***** Приведенный отрывок *****
Я не могу забыть обсуждение на парткоме меня и моих сотрудников в 1989 г перед очередной поездкой на полевые геологические работы в Никарагуа.
Впервые в этой стране мы были в 1988 году для сбора в соответствии с ранее заключенным контрактом фондовых геологических материалов. В то время в стране шла гражданская война, следы которой наблюдались повсюду : вокруг аэродрома в Монагуа торчали стволы зениток, по дорогам куда-то двигались грузовые машины с вооруженными солдатами , на улицах и рынках было много инвалидов и с детьми на руках женщин, просящих у прохожих милостыню; оборванные и грязные мальчишки бегали за иностранцами и просили доллары, по ночам слышались автоматные очереди, наш одноэтажный домик круглосуточно охранялся вооруженными сандинистами.
За короткое время мы составили и согласовали с руководством геологической службы Никарагуа (INMINE) программу полевых работ, которая предусматривала приезд в эту страну в следующем году.
Примерно за месяц до запланированного отъезда нашу группу пригласили на заседание парткома института. Дождавшись своей очереди, я со своими сотрудниками вошел в кабинет, где за длинным столом сидели члены парткома во главе с ее секретарем Б. Брюсовым. Я их всех хорошо знал и часто сидел, как упоминалось выше, с ними за таким же, но праздничным столом.
Я рассказал о состоянии контрактных работ, целях и задачах командировки, обстановке в стране, которую наблюдал собственными глазами, о сотрудниках, которые едут со мной на полевые работы, ответил на формальные вопросы и т.д. Я был уверен, что после моей информации партийный актив даст нам положительную характеристику для выезда в Никарагуа. Но я ошибся...Неожиданно секретарь парткома института Б.Брюсов и , обращаясь к сидящим за столом , властным голосом спросил :
- Кто готовил эту группу к поездке в Никарагуа, я имею ввиду политический аспект ?
*****
• **Что сделать**:
(1) Верните дословно фрагмент отрывка, начиная с «Примерно за месяц» и далее вплоть до «но праздничным столом.».
(2) Назовите все темы, о которых, согласно отрывку, рассказчик доложил членам парткома на заседании.
Листинг для работы с отрывком не понадобится.
***** Исходные данные *****
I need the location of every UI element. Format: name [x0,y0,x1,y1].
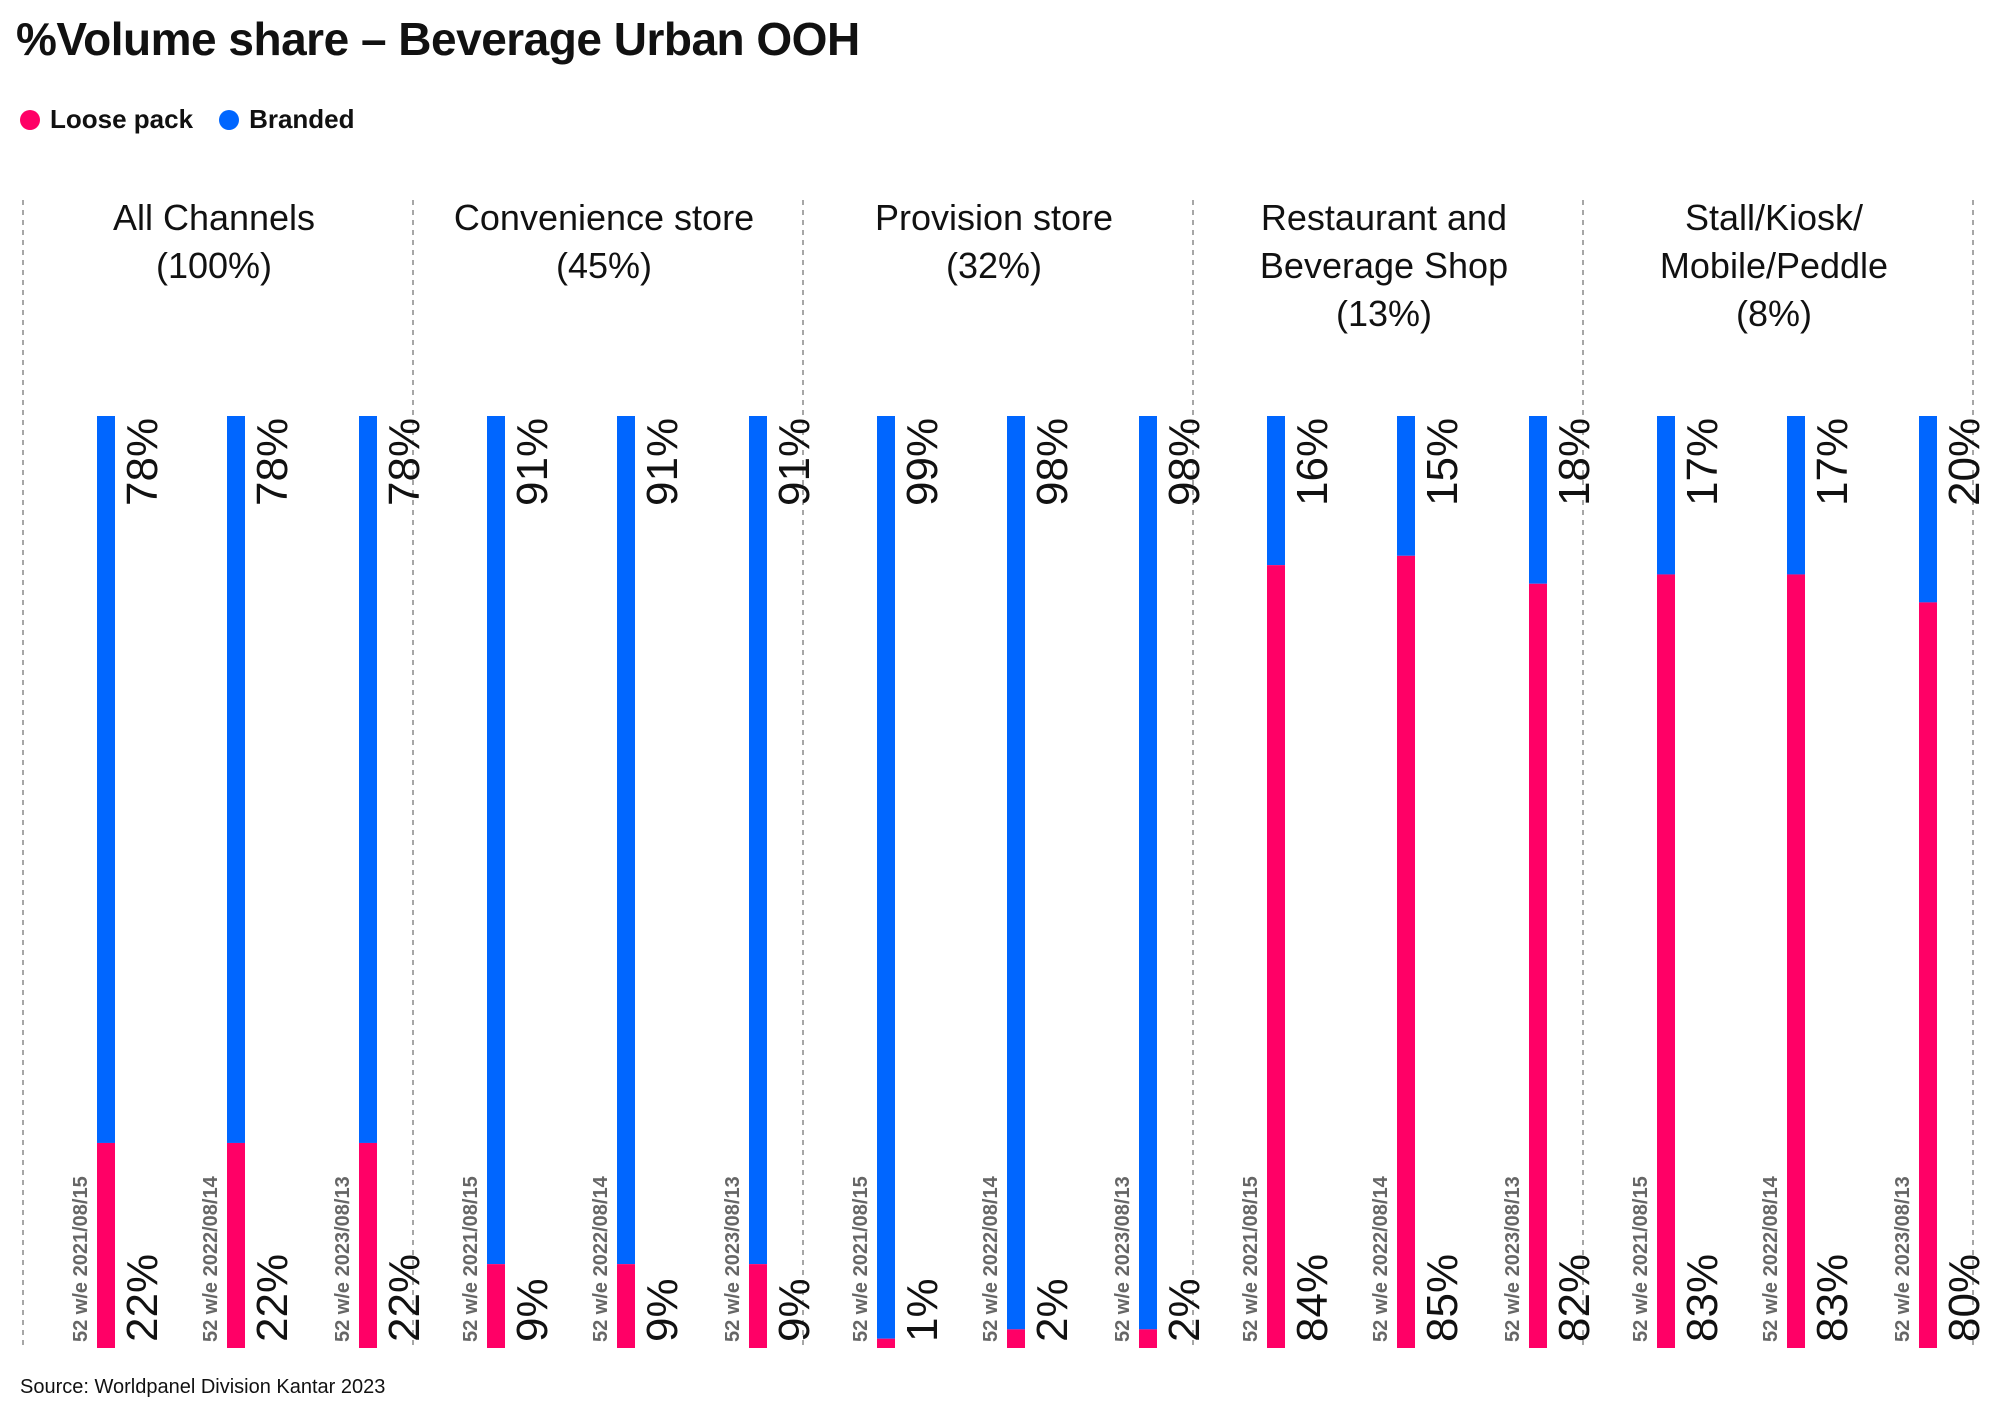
*****
• **Ответы**:
(1)
Примерно за месяц до запланированного отъезда нашу группу пригласили на заседание парткома института. Дождавшись своей очереди, я со своими сотрудниками вошел в кабинет, где за длинным столом сидели члены парткома во главе с ее секретарем Б. Брюсовым. Я их всех хорошо знал и часто сидел, как упоминалось выше, с ними за таким же, но праздничным столом.

(2)
- состояние контрактных работ
- цели и задачи командировки
- обстановка в стране, которую рассказчик наблюдал собственными глазами
- сотрудники, которые едут вместе с ним на полевые работы